_Problem statement_.
Copy every line from the data below in which the string "следующей" can be found.

[Extracted data entries]

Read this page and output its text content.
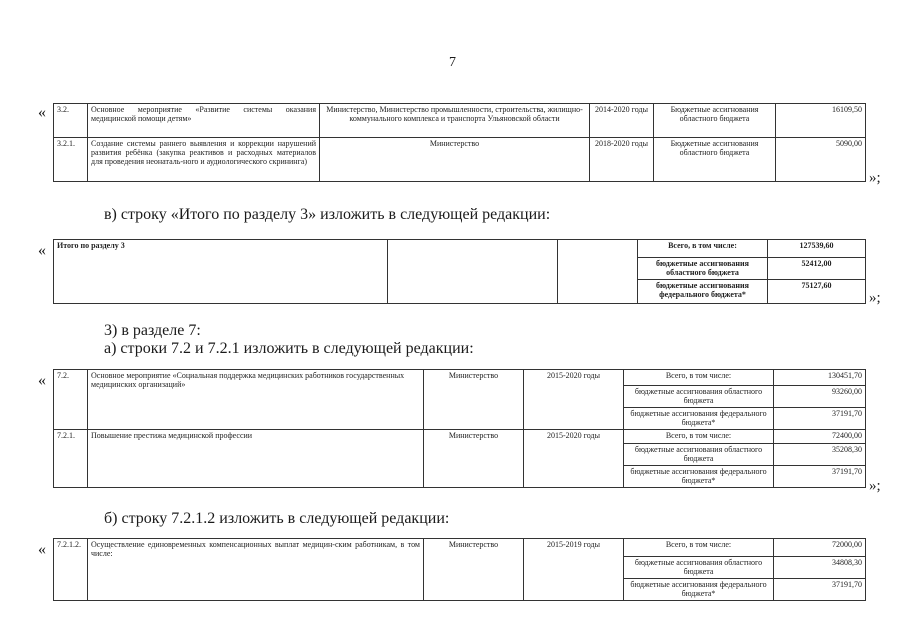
7
« 3.2.	Основное мероприятие «Развитие системы оказания медицинской помощи детям»	Министерство, Министерство промышленности, строительства, жилищно-коммунального комплекса и транспорта Ульяновской области	2014-2020 годы	Бюджетные ассигнования областного бюджета	16109,50
3.2.1.	Создание системы раннего выявления и коррекции нарушений развития ребёнка (закупка реактивов и расходных материалов для проведения неонаталь-ного и аудиологического скрининга)	Министерство	2018-2020 годы	Бюджетные ассигнования областного бюджета	5090,00
»;
в) строку «Итого по разделу 3» изложить в следующей редакции:
« Итого по разделу 3			Всего, в том числе:	127539,60
			бюджетные ассигнования областного бюджета	52412,00
			бюджетные ассигнования федерального бюджета*	75127,60
»;
3) в разделе 7:
а) строки 7.2 и 7.2.1 изложить в следующей редакции:
« 7.2.	Основное мероприятие «Социальная поддержка медицинских работников государственных медицинских организаций»	Министерство	2015-2020 годы	Всего, в том числе:	130451,70
				бюджетные ассигнования областного бюджета	93260,00
				бюджетные ассигнования федерального бюджета*	37191,70
7.2.1.	Повышение престижа медицинской профессии	Министерство	2015-2020 годы	Всего, в том числе:	72400,00
				бюджетные ассигнования областного бюджета	35208,30
				бюджетные ассигнования федерального бюджета*	37191,70
»;
б) строку 7.2.1.2 изложить в следующей редакции:
« 7.2.1.2.	Осуществление единовременных компенсационных выплат медицин-ским работникам, в том числе:	Министерство	2015-2019 годы	Всего, в том числе:	72000,00
				бюджетные ассигнования областного бюджета	34808,30
				бюджетные ассигнования федерального бюджета*	37191,70
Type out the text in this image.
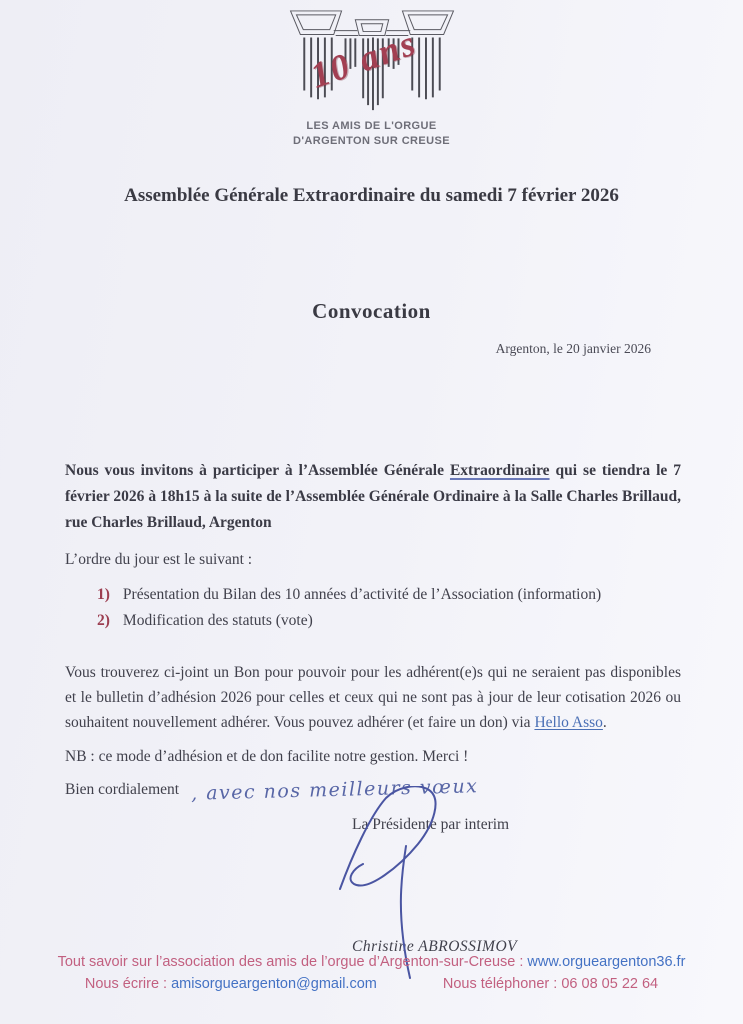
10 ans
LES AMIS DE L'ORGUE
D'ARGENTON SUR CREUSE
Assemblée Générale Extraordinaire du samedi 7 février 2026
Convocation
Argenton, le 20 janvier 2026

Nous vous invitons à participer à l’Assemblée Générale Extraordinaire qui se tiendra le 7 février 2026 à 18h15 à la suite de l’Assemblée Générale Ordinaire à la Salle Charles Brillaud, rue Charles Brillaud, Argenton

L’ordre du jour est le suivant :

1) Présentation du Bilan des 10 années d’activité de l’Association (information)
2) Modification des statuts (vote)

Vous trouverez ci-joint un Bon pour pouvoir pour les adhérent(e)s qui ne seraient pas disponibles et le bulletin d’adhésion 2026 pour celles et ceux qui ne sont pas à jour de leur cotisation 2026 ou souhaitent nouvellement adhérer. Vous pouvez adhérer (et faire un don) via Hello Asso.

NB : ce mode d’adhésion et de don facilite notre gestion. Merci !

Bien cordialement , avec nos meilleurs vœux

La Présidente par interim

Christine ABROSSIMOV

Tout savoir sur l’association des amis de l’orgue d’Argenton-sur-Creuse : www.orgueargenton36.fr
Nous écrire : amisorgueargenton@gmail.com	Nous téléphoner : 06 08 05 22 64
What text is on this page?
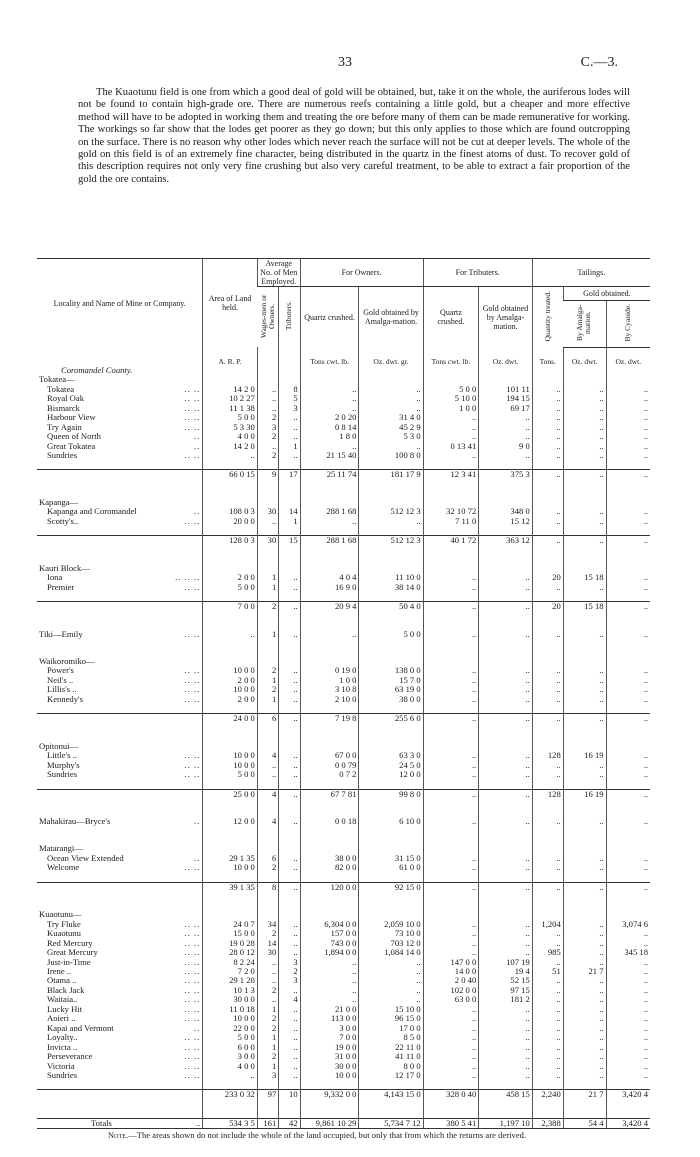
33	C.—3.

The Kuaotunu field is one from which a good deal of gold will be obtained, but, take it on the whole, the auriferous lodes will not be found to contain high-grade ore. There are numerous reefs containing a little gold, but a cheaper and more effective method will have to be adopted in working them and treating the ore before many of them can be made remunerative for working. The workings so far show that the lodes get poorer as they go down; but this only applies to those which are found outcropping on the surface. There is no reason why other lodes which never reach the surface will not be cut at deeper levels. The whole of the gold on this field is of an extremely fine character, being distributed in the quartz in the finest atoms of dust. To recover gold of this description requires not only very fine crushing but also very careful treatment, to be able to extract a fair proportion of the gold the ore contains.

Locality and Name of Mine or Company.	Area of Land held.	Average No. of Men Employed.		For Owners.		For Tributers.		Tailings.		
		Wages-men or Owners.	Tributers.	Quartz crushed.	Gold obtained by Amalga-mation.	Quartz crushed.	Gold obtained by Amalga-mation.	Quantity treated.	Gold obtained.	
									By Amalga-mation.	By Cyanide.

	A. R. P.			Tons cwt. lb.	Oz. dwt. gr.	Tons cwt. lb.	Oz. dwt.	Tons.	Oz. dwt.	Oz. dwt.
Coromandel County.										
Tokatea—										
Tokatea .. ..	14 2 0	..	8	..	..	5 0 0	101 11	..	..	..
Royal Oak .. ..	10 2 27	..	5	..	..	5 10 0	194 15	..	..	..
Bismarck .. ..	11 1 38	..	3	..	..	1 0 0	69 17	..	..	..
Harbour View .. ..	5 0 0	2	..	2 0 20	31 4 0	..	..	..	..	..
Try Again .. ..	5 3 30	3	..	0 8 14	45 2 9	..	..	..	..	..
Queen of North ..	4 0 0	2	..	1 8 0	5 3 0	..	..	..	..	..
Great Tokatea ..	14 2 0	..	1	..	..	0 13 41	9 0	..	..	..
Sundries .. ..	..	2	..	21 15 40	100 8 0	..	..	..	..	..

	66 0 15	9	17	25 11 74	181 17 9	12 3 41	375 3	..	..	..

Kapanga—										
Kapanga and Coromandel ..	108 0 3	30	14	288 1 68	512 12 3	32 10 72	348 0	..	..	..
Scotty's.. .. ..	20 0 0	..	1	..	..	7 11 0	15 12	..	..	..

	128 0 3	30	15	288 1 68	512 12 3	40 1 72	363 12	..	..	..

Kauri Block—										
Iona .. .. ..	2 0 0	1	..	4 0 4	11 10 0	..	..	20	15 18	..
Premier .. ..	5 0 0	1	..	16 9 0	38 14 0	..	..	..	..	..

	7 0 0	2	..	20 9 4	50 4 0	..	..	20	15 18	..

Tiki—Emily .. ..	..	1	..	..	5 0 0	..	..	..	..	..

Waikoromiko—										
Power's .. ..	10 0 0	2	..	0 19 0	138 0 0	..	..	..	..	..
Neil's .. .. ..	2 0 0	1	..	1 0 0	15 7 0	..	..	..	..	..
Lillis's .. .. ..	10 0 0	2	..	3 10 8	63 19 0	..	..	..	..	..
Kennedy's .. ..	2 0 0	1	..	2 10 0	38 0 0	..	..	..	..	..

	24 0 0	6	..	7 19 8	255 6 0	..	..	..	..	..

Opitonui—										
Little's .. .. ..	10 0 0	4	..	67 0 0	63 3 0	..	..	128	16 19	..
Murphy's .. ..	10 0 0	..	..	0 0 79	24 5 0	..	..	..	..	..
Sundries .. ..	5 0 0	..	..	0 7 2	12 0 0	..	..	..	..	..

	25 0 0	4	..	67 7 81	99 8 0	..	..	128	16 19	..

Mahakirau—Bryce's ..	12 0 0	4	..	0 0 18	6 10 0	..	..	..	..	..

Matarangi—										
Ocean View Extended ..	29 1 35	6	..	38 0 0	31 15 0	..	..	..	..	..
Welcome .. ..	10 0 0	2	..	82 0 0	61 0 0	..	..	..	..	..

	39 1 35	8	..	120 0 0	92 15 0	..	..	..	..	..

Kuaotunu—										
Try Fluke .. ..	24 0 7	34	..	6,304 0 0	2,059 10 0	..	..	1,204	..	3,074 6
Kuaotunu .. ..	15 0 0	2	..	157 0 0	73 10 0	..	..	..	..	..
Red Mercury .. ..	19 0 28	14	..	743 0 0	703 12 0	..	..	..	..	..
Great Mercury .. ..	28 0 12	30	..	1,894 0 0	1,084 14 0	..	..	985	..	345 18
Just-in-Time .. ..	8 2 24	..	3	..	..	147 0 0	107 19	..	..	..
Irene .. .. ..	7 2 0	..	2	..	..	14 0 0	19 4	51	21 7	..
Otama .. .. ..	29 1 20	..	3	..	..	2 0 40	52 15	..	..	..
Black Jack .. ..	10 1 3	2	..	..	..	102 0 0	97 15	..	..	..
Waitaia.. .. ..	30 0 0	..	4	..	..	63 0 0	181 2	..	..	..
Lucky Hit .. ..	11 0 18	1	..	21 0 0	15 10 0	..	..	..	..	..
Aoieri .. .. ..	10 0 0	2	..	113 0 0	96 15 0	..	..	..	..	..
Kapai and Vermont ..	22 0 0	2	..	3 0 0	17 0 0	..	..	..	..	..
Loyalty.. .. ..	5 0 0	1	..	7 0 0	8 5 0	..	..	..	..	..
Invicta .. .. ..	6 0 0	1	..	19 0 0	22 11 0	..	..	..	..	..
Perseverance .. ..	3 0 0	2	..	31 0 0	41 11 0	..	..	..	..	..
Victoria .. ..	4 0 0	1	..	30 0 0	8 0 0	..	..	..	..	..
Sundries .. ..	..	3	..	10 0 0	12 17 0	..	..	..	..	..

	233 0 32	97	10	9,332 0 0	4,143 15 0	328 0 40	458 15	2,240	21 7	3,420 4

Totals ..	534 3 5	161	42	9,861 10 29	5,734 7 12	380 5 41	1,197 10	2,388	54 4	3,420 4
Note.—The areas shown do not include the whole of the land occupied, but only that from which the returns are derived.
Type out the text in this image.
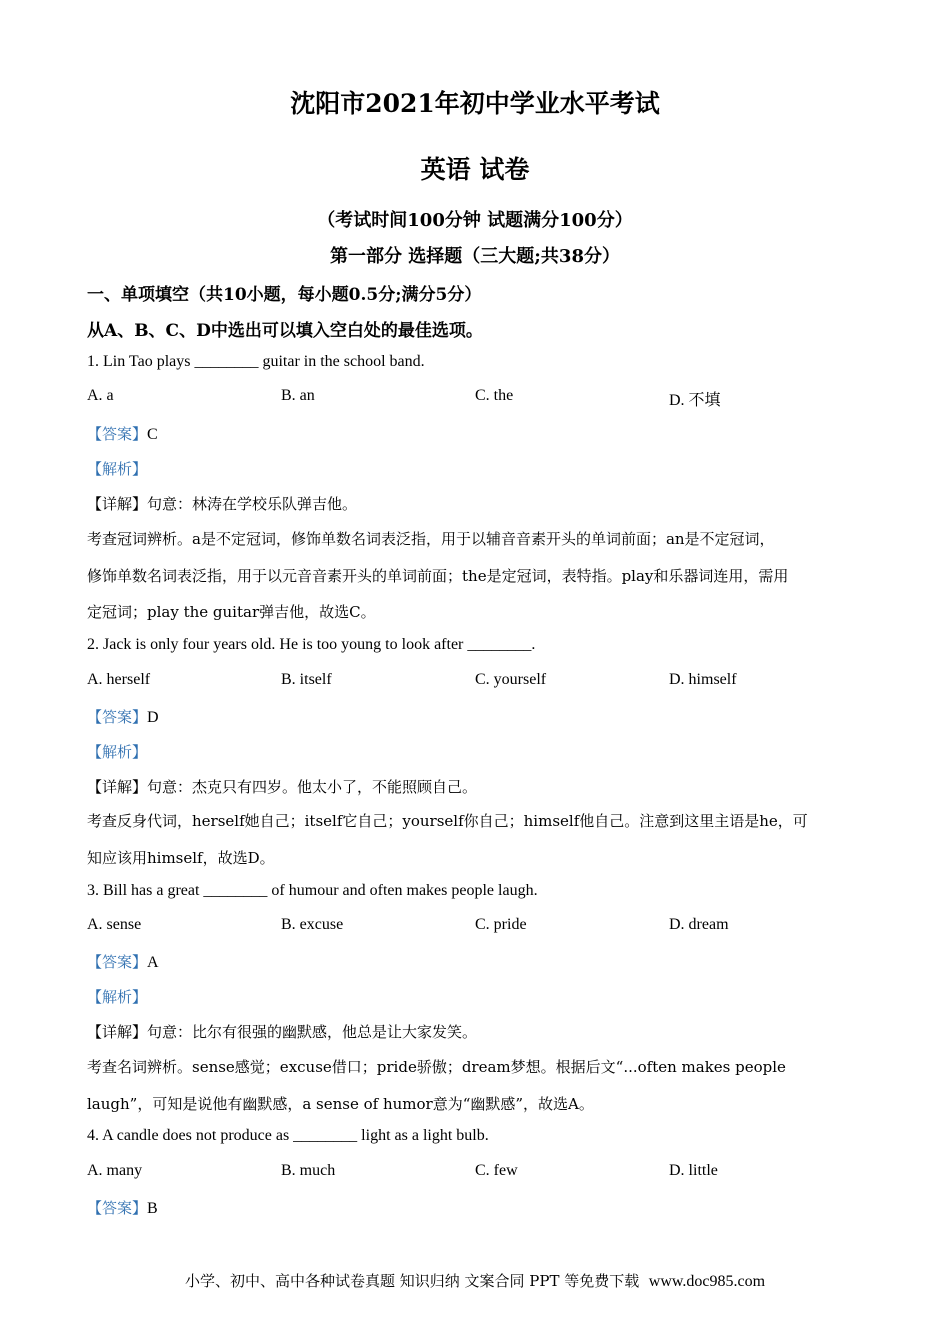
沈阳市2021年初中学业水平考试
英语 试卷
（考试时间100分钟 试题满分100分）
第一部分 选择题（三大题;共38分）
一、单项填空（共10小题，每小题0.5分;满分5分）
从A、B、C、D中选出可以填入空白处的最佳选项。
1. Lin Tao plays ________ guitar in the school band.
A. a	B. an	C. the	D. 不填
【答案】C
【解析】
【详解】句意：林涛在学校乐队弹吉他。
考查冠词辨析。a是不定冠词，修饰单数名词表泛指，用于以辅音音素开头的单词前面；an是不定冠词，
修饰单数名词表泛指，用于以元音音素开头的单词前面；the是定冠词，表特指。play和乐器词连用，需用
定冠词；play the guitar弹吉他，故选C。
2. Jack is only four years old. He is too young to look after ________.
A. herself	B. itself	C. yourself	D. himself
【答案】D
【解析】
【详解】句意：杰克只有四岁。他太小了，不能照顾自己。
考查反身代词，herself她自己；itself它自己；yourself你自己；himself他自己。注意到这里主语是he，可
知应该用himself，故选D。
3. Bill has a great ________ of humour and often makes people laugh.
A. sense	B. excuse	C. pride	D. dream
【答案】A
【解析】
【详解】句意：比尔有很强的幽默感，他总是让大家发笑。
考查名词辨析。sense感觉；excuse借口；pride骄傲；dream梦想。根据后文“...often makes people
laugh”，可知是说他有幽默感，a sense of humor意为“幽默感”，故选A。
4. A candle does not produce as ________ light as a light bulb.
A. many	B. much	C. few	D. little
【答案】B
小学、初中、高中各种试卷真题 知识归纳 文案合同 PPT 等免费下载 www.doc985.com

_Final answer_.
в) строку «Итого по разделу 3» изложить в следующей редакции:
а) строки 7.2 и 7.2.1 изложить в следующей редакции:
б) строку 7.2.1.2 изложить в следующей редакции:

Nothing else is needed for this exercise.